• **EXERCISE DESCRIPTION**: Reproduce every line of the records below without changing anything.

• **GIVEN RECORDS**:
>>
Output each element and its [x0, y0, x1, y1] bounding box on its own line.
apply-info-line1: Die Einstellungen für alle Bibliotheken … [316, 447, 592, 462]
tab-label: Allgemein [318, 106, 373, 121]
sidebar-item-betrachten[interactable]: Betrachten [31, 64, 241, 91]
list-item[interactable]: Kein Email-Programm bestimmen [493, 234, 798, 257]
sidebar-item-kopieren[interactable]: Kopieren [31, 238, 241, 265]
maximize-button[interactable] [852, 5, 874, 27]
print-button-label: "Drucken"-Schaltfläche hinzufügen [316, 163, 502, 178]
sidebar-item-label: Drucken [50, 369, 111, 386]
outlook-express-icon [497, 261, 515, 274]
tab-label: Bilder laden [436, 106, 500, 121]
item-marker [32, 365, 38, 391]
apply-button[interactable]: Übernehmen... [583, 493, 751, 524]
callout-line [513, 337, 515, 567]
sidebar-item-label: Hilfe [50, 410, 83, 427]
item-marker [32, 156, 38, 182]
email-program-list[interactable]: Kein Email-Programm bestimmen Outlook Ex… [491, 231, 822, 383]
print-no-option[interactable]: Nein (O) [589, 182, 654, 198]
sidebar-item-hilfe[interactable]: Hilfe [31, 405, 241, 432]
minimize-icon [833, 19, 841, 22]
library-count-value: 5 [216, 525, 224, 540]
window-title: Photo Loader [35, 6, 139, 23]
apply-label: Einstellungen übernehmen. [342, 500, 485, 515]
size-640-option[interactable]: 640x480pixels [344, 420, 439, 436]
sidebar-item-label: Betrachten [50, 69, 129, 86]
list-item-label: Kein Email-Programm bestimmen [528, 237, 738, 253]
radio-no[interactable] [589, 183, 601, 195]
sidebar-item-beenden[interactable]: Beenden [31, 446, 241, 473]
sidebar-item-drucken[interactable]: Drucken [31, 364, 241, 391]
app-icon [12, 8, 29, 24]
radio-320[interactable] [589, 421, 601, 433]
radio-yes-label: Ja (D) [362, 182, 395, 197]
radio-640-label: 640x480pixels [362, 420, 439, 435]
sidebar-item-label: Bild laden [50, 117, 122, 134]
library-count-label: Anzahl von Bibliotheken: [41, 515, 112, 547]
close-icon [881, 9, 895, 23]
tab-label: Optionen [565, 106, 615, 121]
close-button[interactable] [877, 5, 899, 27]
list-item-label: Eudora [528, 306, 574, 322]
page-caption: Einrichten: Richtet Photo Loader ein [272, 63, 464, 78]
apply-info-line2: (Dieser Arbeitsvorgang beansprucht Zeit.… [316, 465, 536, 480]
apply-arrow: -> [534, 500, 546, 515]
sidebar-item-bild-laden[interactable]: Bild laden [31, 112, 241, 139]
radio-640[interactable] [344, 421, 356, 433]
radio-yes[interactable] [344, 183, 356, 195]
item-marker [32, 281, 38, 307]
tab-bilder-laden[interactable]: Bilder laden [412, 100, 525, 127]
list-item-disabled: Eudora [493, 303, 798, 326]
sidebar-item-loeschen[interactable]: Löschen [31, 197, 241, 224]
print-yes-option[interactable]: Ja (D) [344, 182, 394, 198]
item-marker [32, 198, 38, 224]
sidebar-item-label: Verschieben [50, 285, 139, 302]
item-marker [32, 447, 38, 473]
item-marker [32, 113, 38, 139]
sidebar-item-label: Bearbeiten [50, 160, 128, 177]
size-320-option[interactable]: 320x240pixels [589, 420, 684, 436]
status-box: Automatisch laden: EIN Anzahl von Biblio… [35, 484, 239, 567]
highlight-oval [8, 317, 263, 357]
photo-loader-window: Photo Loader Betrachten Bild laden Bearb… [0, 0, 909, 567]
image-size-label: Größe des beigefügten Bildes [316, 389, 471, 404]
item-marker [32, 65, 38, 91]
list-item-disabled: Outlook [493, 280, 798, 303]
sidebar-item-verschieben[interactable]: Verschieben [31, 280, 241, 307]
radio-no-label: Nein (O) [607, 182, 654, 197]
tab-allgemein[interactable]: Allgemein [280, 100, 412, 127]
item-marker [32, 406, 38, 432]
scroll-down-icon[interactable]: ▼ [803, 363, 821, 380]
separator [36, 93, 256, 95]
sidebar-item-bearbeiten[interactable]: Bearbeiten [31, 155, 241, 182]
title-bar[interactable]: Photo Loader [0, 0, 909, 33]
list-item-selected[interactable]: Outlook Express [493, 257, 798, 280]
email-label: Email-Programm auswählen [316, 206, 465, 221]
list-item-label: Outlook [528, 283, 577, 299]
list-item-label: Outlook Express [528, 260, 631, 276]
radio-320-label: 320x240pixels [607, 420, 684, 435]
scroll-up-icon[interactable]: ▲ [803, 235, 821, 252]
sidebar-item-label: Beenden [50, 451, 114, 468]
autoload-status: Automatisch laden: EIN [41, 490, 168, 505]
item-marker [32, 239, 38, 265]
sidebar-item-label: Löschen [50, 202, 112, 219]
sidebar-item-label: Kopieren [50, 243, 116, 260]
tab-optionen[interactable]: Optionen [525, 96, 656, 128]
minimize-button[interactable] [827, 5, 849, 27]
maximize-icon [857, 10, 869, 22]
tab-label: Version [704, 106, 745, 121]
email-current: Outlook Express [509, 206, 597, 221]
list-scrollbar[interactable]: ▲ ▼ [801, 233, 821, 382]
<<
• **FINISHED ANSWER**:
Output each element and its [x0, y0, x1, y1] bounding box on its own line.
apply-info-line1: Die Einstellungen für alle Bibliotheken … [316, 447, 592, 462]
tab-label: Allgemein [318, 106, 373, 121]
sidebar-item-betrachten[interactable]: Betrachten [31, 64, 241, 91]
list-item[interactable]: Kein Email-Programm bestimmen [493, 234, 798, 257]
sidebar-item-kopieren[interactable]: Kopieren [31, 238, 241, 265]
maximize-button[interactable] [852, 5, 874, 27]
print-button-label: "Drucken"-Schaltfläche hinzufügen [316, 163, 502, 178]
sidebar-item-label: Drucken [50, 369, 111, 386]
outlook-express-icon [497, 261, 515, 274]
tab-label: Bilder laden [436, 106, 500, 121]
item-marker [32, 365, 38, 391]
apply-button[interactable]: Übernehmen... [583, 493, 751, 524]
callout-line [513, 337, 515, 567]
sidebar-item-label: Hilfe [50, 410, 83, 427]
item-marker [32, 156, 38, 182]
email-program-list[interactable]: Kein Email-Programm bestimmen Outlook Ex… [491, 231, 822, 383]
print-no-option[interactable]: Nein (O) [589, 182, 654, 198]
sidebar-item-hilfe[interactable]: Hilfe [31, 405, 241, 432]
minimize-icon [833, 19, 841, 22]
library-count-value: 5 [216, 525, 224, 540]
window-title: Photo Loader [35, 6, 139, 23]
apply-label: Einstellungen übernehmen. [342, 500, 485, 515]
size-640-option[interactable]: 640x480pixels [344, 420, 439, 436]
sidebar-item-label: Betrachten [50, 69, 129, 86]
list-item-label: Kein Email-Programm bestimmen [528, 237, 738, 253]
radio-no[interactable] [589, 183, 601, 195]
sidebar-item-beenden[interactable]: Beenden [31, 446, 241, 473]
sidebar-item-drucken[interactable]: Drucken [31, 364, 241, 391]
app-icon [12, 8, 29, 24]
radio-320[interactable] [589, 421, 601, 433]
radio-yes-label: Ja (D) [362, 182, 395, 197]
radio-640-label: 640x480pixels [362, 420, 439, 435]
sidebar-item-label: Bild laden [50, 117, 122, 134]
library-count-label: Anzahl von Bibliotheken: [41, 515, 112, 547]
close-icon [881, 9, 895, 23]
tab-label: Optionen [565, 106, 615, 121]
close-button[interactable] [877, 5, 899, 27]
list-item-label: Eudora [528, 306, 574, 322]
page-caption: Einrichten: Richtet Photo Loader ein [272, 63, 464, 78]
apply-info-line2: (Dieser Arbeitsvorgang beansprucht Zeit.… [316, 465, 536, 480]
apply-arrow: -> [534, 500, 546, 515]
sidebar-item-bild-laden[interactable]: Bild laden [31, 112, 241, 139]
radio-640[interactable] [344, 421, 356, 433]
radio-yes[interactable] [344, 183, 356, 195]
item-marker [32, 281, 38, 307]
tab-bilder-laden[interactable]: Bilder laden [412, 100, 525, 127]
list-item-disabled: Eudora [493, 303, 798, 326]
sidebar-item-loeschen[interactable]: Löschen [31, 197, 241, 224]
print-yes-option[interactable]: Ja (D) [344, 182, 394, 198]
item-marker [32, 198, 38, 224]
sidebar-item-label: Verschieben [50, 285, 139, 302]
item-marker [32, 447, 38, 473]
item-marker [32, 113, 38, 139]
sidebar-item-label: Bearbeiten [50, 160, 128, 177]
size-320-option[interactable]: 320x240pixels [589, 420, 684, 436]
status-box: Automatisch laden: EIN Anzahl von Biblio… [35, 484, 239, 567]
highlight-oval [8, 317, 263, 357]
photo-loader-window: Photo Loader Betrachten Bild laden Bearb… [0, 0, 909, 567]
image-size-label: Größe des beigefügten Bildes [316, 389, 471, 404]
item-marker [32, 65, 38, 91]
list-item-disabled: Outlook [493, 280, 798, 303]
sidebar-item-verschieben[interactable]: Verschieben [31, 280, 241, 307]
radio-no-label: Nein (O) [607, 182, 654, 197]
tab-allgemein[interactable]: Allgemein [280, 100, 412, 127]
item-marker [32, 406, 38, 432]
scroll-down-icon[interactable]: ▼ [803, 363, 821, 380]
separator [36, 93, 256, 95]
sidebar-item-bearbeiten[interactable]: Bearbeiten [31, 155, 241, 182]
title-bar[interactable]: Photo Loader [0, 0, 909, 33]
list-item-selected[interactable]: Outlook Express [493, 257, 798, 280]
email-label: Email-Programm auswählen [316, 206, 465, 221]
list-item-label: Outlook [528, 283, 577, 299]
list-item-label: Outlook Express [528, 260, 631, 276]
radio-320-label: 320x240pixels [607, 420, 684, 435]
scroll-up-icon[interactable]: ▲ [803, 235, 821, 252]
sidebar-item-label: Beenden [50, 451, 114, 468]
autoload-status: Automatisch laden: EIN [41, 490, 168, 505]
item-marker [32, 239, 38, 265]
sidebar-item-label: Löschen [50, 202, 112, 219]
sidebar-item-label: Kopieren [50, 243, 116, 260]
tab-optionen[interactable]: Optionen [525, 96, 656, 128]
minimize-button[interactable] [827, 5, 849, 27]
maximize-icon [857, 10, 869, 22]
tab-label: Version [704, 106, 745, 121]
email-current: Outlook Express [509, 206, 597, 221]
list-scrollbar[interactable]: ▲ ▼ [801, 233, 821, 382]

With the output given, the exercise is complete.